= GOAL =
Pictures don't belong in the copy; print all the records exactly.

= SUPPLIED INFORMATION =
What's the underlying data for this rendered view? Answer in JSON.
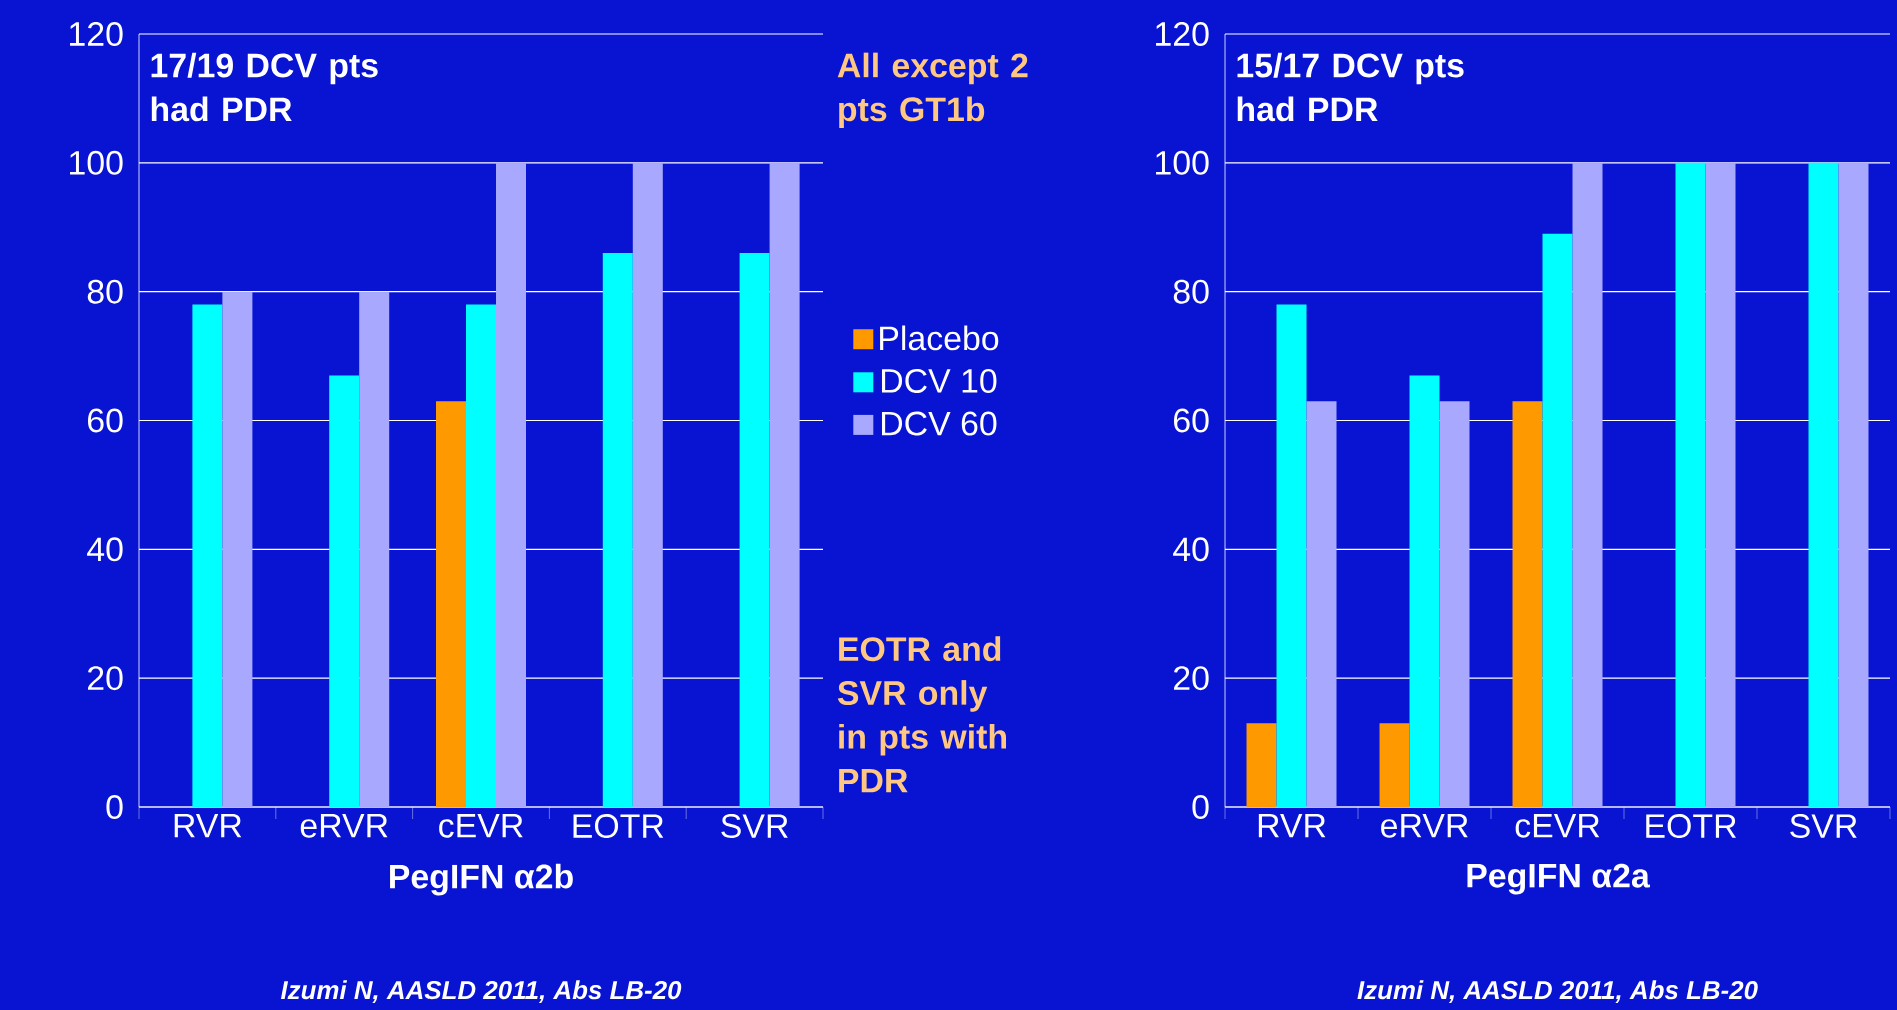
{
  "chart_data": [
    {
      "type": "bar",
      "categories": [
        "RVR",
        "eRVR",
        "cEVR",
        "EOTR",
        "SVR"
      ],
      "series": [
        {
          "name": "Placebo",
          "color": "#ff9900",
          "values": [
            null,
            null,
            63,
            null,
            null
          ]
        },
        {
          "name": "DCV 10",
          "color": "#00ffff",
          "values": [
            78,
            67,
            78,
            86,
            86
          ]
        },
        {
          "name": "DCV 60",
          "color": "#a8a8ff",
          "values": [
            80,
            80,
            100,
            100,
            100
          ]
        }
      ],
      "ylim": [
        0,
        120
      ],
      "yticks": [
        0,
        20,
        40,
        60,
        80,
        100,
        120
      ],
      "grid": "y",
      "legend": "right",
      "xlabel": "PegIFN α2b",
      "annotations": [
        "17/19 DCV pts had PDR",
        "All except 2 pts GT1b",
        "EOTR and SVR only in pts with PDR",
        "Izumi N, AASLD 2011, Abs LB-20"
      ]
    },
    {
      "type": "bar",
      "categories": [
        "RVR",
        "eRVR",
        "cEVR",
        "EOTR",
        "SVR"
      ],
      "series": [
        {
          "color": "#ff9900",
          "values": [
            13,
            13,
            63,
            null,
            null
          ]
        },
        {
          "color": "#00ffff",
          "values": [
            78,
            67,
            89,
            100,
            100
          ]
        },
        {
          "color": "#a8a8ff",
          "values": [
            63,
            63,
            100,
            100,
            100
          ]
        }
      ],
      "ylim": [
        0,
        120
      ],
      "yticks": [
        0,
        20,
        40,
        60,
        80,
        100,
        120
      ],
      "grid": "y",
      "xlabel": "PegIFN α2a",
      "annotations": [
        "15/17 DCV pts had PDR",
        "Izumi N, AASLD 2011, Abs LB-20"
      ]
    }
  ]
}
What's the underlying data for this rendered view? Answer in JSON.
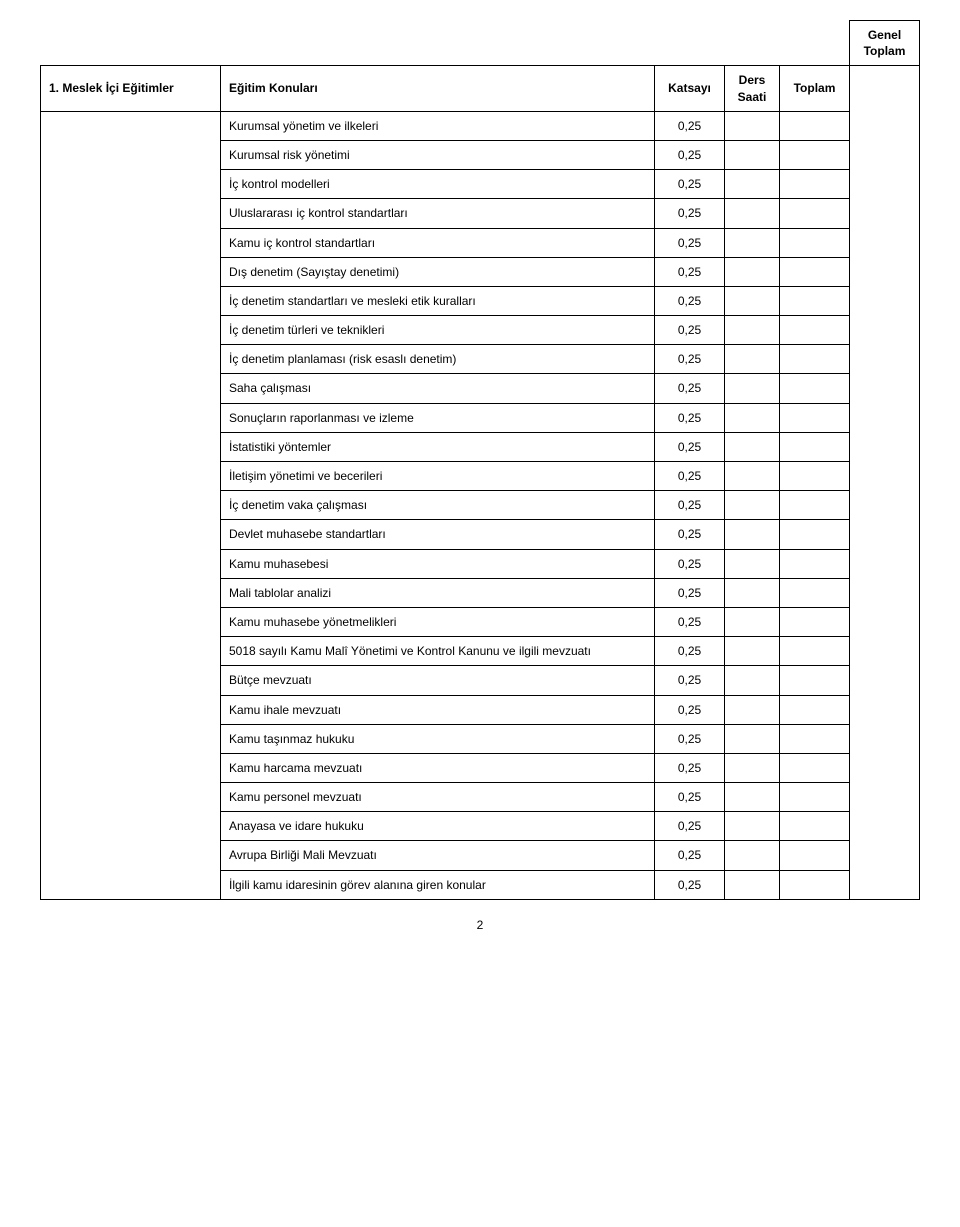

= COMPLETED TASK =
What's the underlying data for this rendered view? Answer in JSON.
{
  "chart_data": [
    {
      "type": "bar",
      "categories": [
        "RVR",
        "eRVR",
        "cEVR",
        "EOTR",
        "SVR"
      ],
      "series": [
        {
          "name": "Placebo",
          "color": "#ff9900",
          "values": [
            null,
            null,
            63,
            null,
            null
          ]
        },
        {
          "name": "DCV 10",
          "color": "#00ffff",
          "values": [
            78,
            67,
            78,
            86,
            86
          ]
        },
        {
          "name": "DCV 60",
          "color": "#a8a8ff",
          "values": [
            80,
            80,
            100,
            100,
            100
          ]
        }
      ],
      "ylim": [
        0,
        120
      ],
      "yticks": [
        0,
        20,
        40,
        60,
        80,
        100,
        120
      ],
      "grid": "y",
      "legend": "right",
      "xlabel": "PegIFN α2b",
      "annotations": [
        "17/19 DCV pts had PDR",
        "All except 2 pts GT1b",
        "EOTR and SVR only in pts with PDR",
        "Izumi N, AASLD 2011, Abs LB-20"
      ]
    },
    {
      "type": "bar",
      "categories": [
        "RVR",
        "eRVR",
        "cEVR",
        "EOTR",
        "SVR"
      ],
      "series": [
        {
          "color": "#ff9900",
          "values": [
            13,
            13,
            63,
            null,
            null
          ]
        },
        {
          "color": "#00ffff",
          "values": [
            78,
            67,
            89,
            100,
            100
          ]
        },
        {
          "color": "#a8a8ff",
          "values": [
            63,
            63,
            100,
            100,
            100
          ]
        }
      ],
      "ylim": [
        0,
        120
      ],
      "yticks": [
        0,
        20,
        40,
        60,
        80,
        100,
        120
      ],
      "grid": "y",
      "xlabel": "PegIFN α2a",
      "annotations": [
        "15/17 DCV pts had PDR",
        "Izumi N, AASLD 2011, Abs LB-20"
      ]
    }
  ]
}
What's the underlying data for this rendered view? Answer in JSON.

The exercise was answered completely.